Direction:
Here are some records; quote them exactly, leaving out the pictures.

Extracted data:
- - -

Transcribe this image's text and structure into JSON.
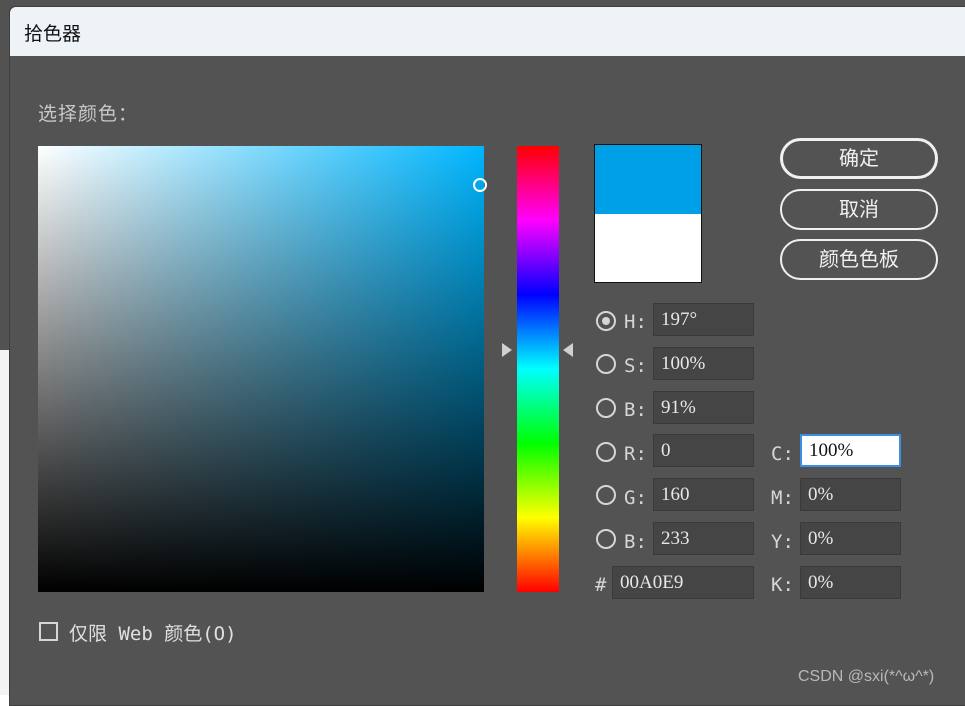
{
  "window": {
    "title": "拾色器"
  },
  "picker": {
    "select_label": "选择颜色：",
    "new_color": "#00a0e9",
    "old_color": "#ffffff",
    "field_hue_color": "#00b6ff"
  },
  "buttons": {
    "ok": "确定",
    "cancel": "取消",
    "swatches": "颜色色板"
  },
  "hsb": {
    "h_label": "H:",
    "h_value": "197°",
    "s_label": "S:",
    "s_value": "100%",
    "b_label": "B:",
    "b_value": "91%"
  },
  "rgb": {
    "r_label": "R:",
    "r_value": "0",
    "g_label": "G:",
    "g_value": "160",
    "b_label": "B:",
    "b_value": "233"
  },
  "hex": {
    "label": "#",
    "value": "00A0E9"
  },
  "cmyk": {
    "c_label": "C:",
    "c_value": "100%",
    "m_label": "M:",
    "m_value": "0%",
    "y_label": "Y:",
    "y_value": "0%",
    "k_label": "K:",
    "k_value": "0%"
  },
  "web_only": {
    "label": "仅限 Web 颜色(O)",
    "checked": false
  },
  "watermark": "CSDN @sxi(*^ω^*)"
}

- - -

Solution to this problem:
Transcribe this image's text and structure into JSON.
{
  "window": {
    "title": "拾色器"
  },
  "picker": {
    "select_label": "选择颜色：",
    "new_color": "#00a0e9",
    "old_color": "#ffffff",
    "field_hue_color": "#00b6ff"
  },
  "buttons": {
    "ok": "确定",
    "cancel": "取消",
    "swatches": "颜色色板"
  },
  "hsb": {
    "h_label": "H:",
    "h_value": "197°",
    "s_label": "S:",
    "s_value": "100%",
    "b_label": "B:",
    "b_value": "91%"
  },
  "rgb": {
    "r_label": "R:",
    "r_value": "0",
    "g_label": "G:",
    "g_value": "160",
    "b_label": "B:",
    "b_value": "233"
  },
  "hex": {
    "label": "#",
    "value": "00A0E9"
  },
  "cmyk": {
    "c_label": "C:",
    "c_value": "100%",
    "m_label": "M:",
    "m_value": "0%",
    "y_label": "Y:",
    "y_value": "0%",
    "k_label": "K:",
    "k_value": "0%"
  },
  "web_only": {
    "label": "仅限 Web 颜色(O)",
    "checked": false
  },
  "watermark": "CSDN @sxi(*^ω^*)"
}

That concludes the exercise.